***** Recorded information

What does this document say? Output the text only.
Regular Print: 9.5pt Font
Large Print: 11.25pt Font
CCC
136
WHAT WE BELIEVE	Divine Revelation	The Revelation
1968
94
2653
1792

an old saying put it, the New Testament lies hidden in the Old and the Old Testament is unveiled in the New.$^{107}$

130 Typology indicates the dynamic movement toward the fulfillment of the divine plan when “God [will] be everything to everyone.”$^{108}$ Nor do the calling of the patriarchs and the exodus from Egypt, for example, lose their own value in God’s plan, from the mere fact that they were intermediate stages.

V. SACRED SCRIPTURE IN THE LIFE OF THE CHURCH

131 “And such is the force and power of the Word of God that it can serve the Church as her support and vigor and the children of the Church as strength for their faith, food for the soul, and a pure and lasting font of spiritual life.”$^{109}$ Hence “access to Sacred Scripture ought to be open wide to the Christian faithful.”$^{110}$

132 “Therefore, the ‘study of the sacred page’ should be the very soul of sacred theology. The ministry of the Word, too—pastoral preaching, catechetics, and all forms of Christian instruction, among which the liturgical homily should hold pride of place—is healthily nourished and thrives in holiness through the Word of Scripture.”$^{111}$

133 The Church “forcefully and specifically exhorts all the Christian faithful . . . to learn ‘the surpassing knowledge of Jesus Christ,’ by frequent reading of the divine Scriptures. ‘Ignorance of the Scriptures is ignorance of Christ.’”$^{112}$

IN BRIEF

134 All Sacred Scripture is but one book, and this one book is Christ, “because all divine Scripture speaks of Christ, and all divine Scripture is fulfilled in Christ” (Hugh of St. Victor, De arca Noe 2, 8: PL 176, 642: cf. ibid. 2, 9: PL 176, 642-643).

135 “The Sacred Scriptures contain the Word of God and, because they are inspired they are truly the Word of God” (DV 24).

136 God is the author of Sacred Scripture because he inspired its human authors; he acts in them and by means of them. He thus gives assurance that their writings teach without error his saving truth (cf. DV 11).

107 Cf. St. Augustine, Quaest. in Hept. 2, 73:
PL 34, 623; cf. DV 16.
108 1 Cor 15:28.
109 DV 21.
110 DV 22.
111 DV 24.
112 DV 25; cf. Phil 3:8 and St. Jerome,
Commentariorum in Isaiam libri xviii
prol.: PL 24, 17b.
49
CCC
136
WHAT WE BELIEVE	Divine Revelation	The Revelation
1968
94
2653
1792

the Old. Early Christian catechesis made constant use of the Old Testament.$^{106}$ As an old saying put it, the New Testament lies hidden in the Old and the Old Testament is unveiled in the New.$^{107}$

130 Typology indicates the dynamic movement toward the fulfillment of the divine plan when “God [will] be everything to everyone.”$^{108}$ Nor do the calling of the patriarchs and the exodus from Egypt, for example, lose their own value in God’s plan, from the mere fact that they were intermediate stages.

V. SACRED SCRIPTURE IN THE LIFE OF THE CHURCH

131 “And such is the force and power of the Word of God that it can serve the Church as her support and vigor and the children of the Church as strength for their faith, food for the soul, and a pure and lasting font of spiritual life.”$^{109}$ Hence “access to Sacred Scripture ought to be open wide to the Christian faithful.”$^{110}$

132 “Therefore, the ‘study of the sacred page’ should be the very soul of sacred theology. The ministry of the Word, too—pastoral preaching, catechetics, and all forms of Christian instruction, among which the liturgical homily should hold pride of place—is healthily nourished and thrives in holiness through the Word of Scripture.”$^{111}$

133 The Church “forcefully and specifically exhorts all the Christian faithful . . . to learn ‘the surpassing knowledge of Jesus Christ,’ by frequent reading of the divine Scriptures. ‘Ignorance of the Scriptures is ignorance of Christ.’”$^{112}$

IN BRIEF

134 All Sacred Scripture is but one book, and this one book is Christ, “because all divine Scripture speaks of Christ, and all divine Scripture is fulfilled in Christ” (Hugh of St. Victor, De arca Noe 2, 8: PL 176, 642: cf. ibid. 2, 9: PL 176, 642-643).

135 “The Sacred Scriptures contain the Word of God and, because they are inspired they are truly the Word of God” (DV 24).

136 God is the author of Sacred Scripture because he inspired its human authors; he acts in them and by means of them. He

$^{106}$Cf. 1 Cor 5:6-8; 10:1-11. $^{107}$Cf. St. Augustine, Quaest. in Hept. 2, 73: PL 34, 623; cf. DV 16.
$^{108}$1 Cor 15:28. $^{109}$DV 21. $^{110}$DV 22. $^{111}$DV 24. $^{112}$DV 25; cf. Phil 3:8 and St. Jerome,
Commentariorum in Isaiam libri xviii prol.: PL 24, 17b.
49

**********

== Required work ==
Please set down each line of the records exactly as given.

== Answer to the exercise ==
What does this document say? Output the text only.
Regular Print: 9.5pt Font
Large Print: 11.25pt Font
CCC
136
WHAT WE BELIEVE	Divine Revelation	The Revelation
1968
94
2653
1792

an old saying put it, the New Testament lies hidden in the Old and the Old Testament is unveiled in the New.$^{107}$

130 Typology indicates the dynamic movement toward the fulfillment of the divine plan when “God [will] be everything to everyone.”$^{108}$ Nor do the calling of the patriarchs and the exodus from Egypt, for example, lose their own value in God’s plan, from the mere fact that they were intermediate stages.

V. SACRED SCRIPTURE IN THE LIFE OF THE CHURCH

131 “And such is the force and power of the Word of God that it can serve the Church as her support and vigor and the children of the Church as strength for their faith, food for the soul, and a pure and lasting font of spiritual life.”$^{109}$ Hence “access to Sacred Scripture ought to be open wide to the Christian faithful.”$^{110}$

132 “Therefore, the ‘study of the sacred page’ should be the very soul of sacred theology. The ministry of the Word, too—pastoral preaching, catechetics, and all forms of Christian instruction, among which the liturgical homily should hold pride of place—is healthily nourished and thrives in holiness through the Word of Scripture.”$^{111}$

133 The Church “forcefully and specifically exhorts all the Christian faithful . . . to learn ‘the surpassing knowledge of Jesus Christ,’ by frequent reading of the divine Scriptures. ‘Ignorance of the Scriptures is ignorance of Christ.’”$^{112}$

IN BRIEF

134 All Sacred Scripture is but one book, and this one book is Christ, “because all divine Scripture speaks of Christ, and all divine Scripture is fulfilled in Christ” (Hugh of St. Victor, De arca Noe 2, 8: PL 176, 642: cf. ibid. 2, 9: PL 176, 642-643).

135 “The Sacred Scriptures contain the Word of God and, because they are inspired they are truly the Word of God” (DV 24).

136 God is the author of Sacred Scripture because he inspired its human authors; he acts in them and by means of them. He thus gives assurance that their writings teach without error his saving truth (cf. DV 11).

107 Cf. St. Augustine, Quaest. in Hept. 2, 73:
PL 34, 623; cf. DV 16.
108 1 Cor 15:28.
109 DV 21.
110 DV 22.
111 DV 24.
112 DV 25; cf. Phil 3:8 and St. Jerome,
Commentariorum in Isaiam libri xviii
prol.: PL 24, 17b.
49
CCC
136
WHAT WE BELIEVE	Divine Revelation	The Revelation
1968
94
2653
1792

the Old. Early Christian catechesis made constant use of the Old Testament.$^{106}$ As an old saying put it, the New Testament lies hidden in the Old and the Old Testament is unveiled in the New.$^{107}$

130 Typology indicates the dynamic movement toward the fulfillment of the divine plan when “God [will] be everything to everyone.”$^{108}$ Nor do the calling of the patriarchs and the exodus from Egypt, for example, lose their own value in God’s plan, from the mere fact that they were intermediate stages.

V. SACRED SCRIPTURE IN THE LIFE OF THE CHURCH

131 “And such is the force and power of the Word of God that it can serve the Church as her support and vigor and the children of the Church as strength for their faith, food for the soul, and a pure and lasting font of spiritual life.”$^{109}$ Hence “access to Sacred Scripture ought to be open wide to the Christian faithful.”$^{110}$

132 “Therefore, the ‘study of the sacred page’ should be the very soul of sacred theology. The ministry of the Word, too—pastoral preaching, catechetics, and all forms of Christian instruction, among which the liturgical homily should hold pride of place—is healthily nourished and thrives in holiness through the Word of Scripture.”$^{111}$

133 The Church “forcefully and specifically exhorts all the Christian faithful . . . to learn ‘the surpassing knowledge of Jesus Christ,’ by frequent reading of the divine Scriptures. ‘Ignorance of the Scriptures is ignorance of Christ.’”$^{112}$

IN BRIEF

134 All Sacred Scripture is but one book, and this one book is Christ, “because all divine Scripture speaks of Christ, and all divine Scripture is fulfilled in Christ” (Hugh of St. Victor, De arca Noe 2, 8: PL 176, 642: cf. ibid. 2, 9: PL 176, 642-643).

135 “The Sacred Scriptures contain the Word of God and, because they are inspired they are truly the Word of God” (DV 24).

136 God is the author of Sacred Scripture because he inspired its human authors; he acts in them and by means of them. He

$^{106}$Cf. 1 Cor 5:6-8; 10:1-11. $^{107}$Cf. St. Augustine, Quaest. in Hept. 2, 73: PL 34, 623; cf. DV 16.
$^{108}$1 Cor 15:28. $^{109}$DV 21. $^{110}$DV 22. $^{111}$DV 24. $^{112}$DV 25; cf. Phil 3:8 and St. Jerome,
Commentariorum in Isaiam libri xviii prol.: PL 24, 17b.
49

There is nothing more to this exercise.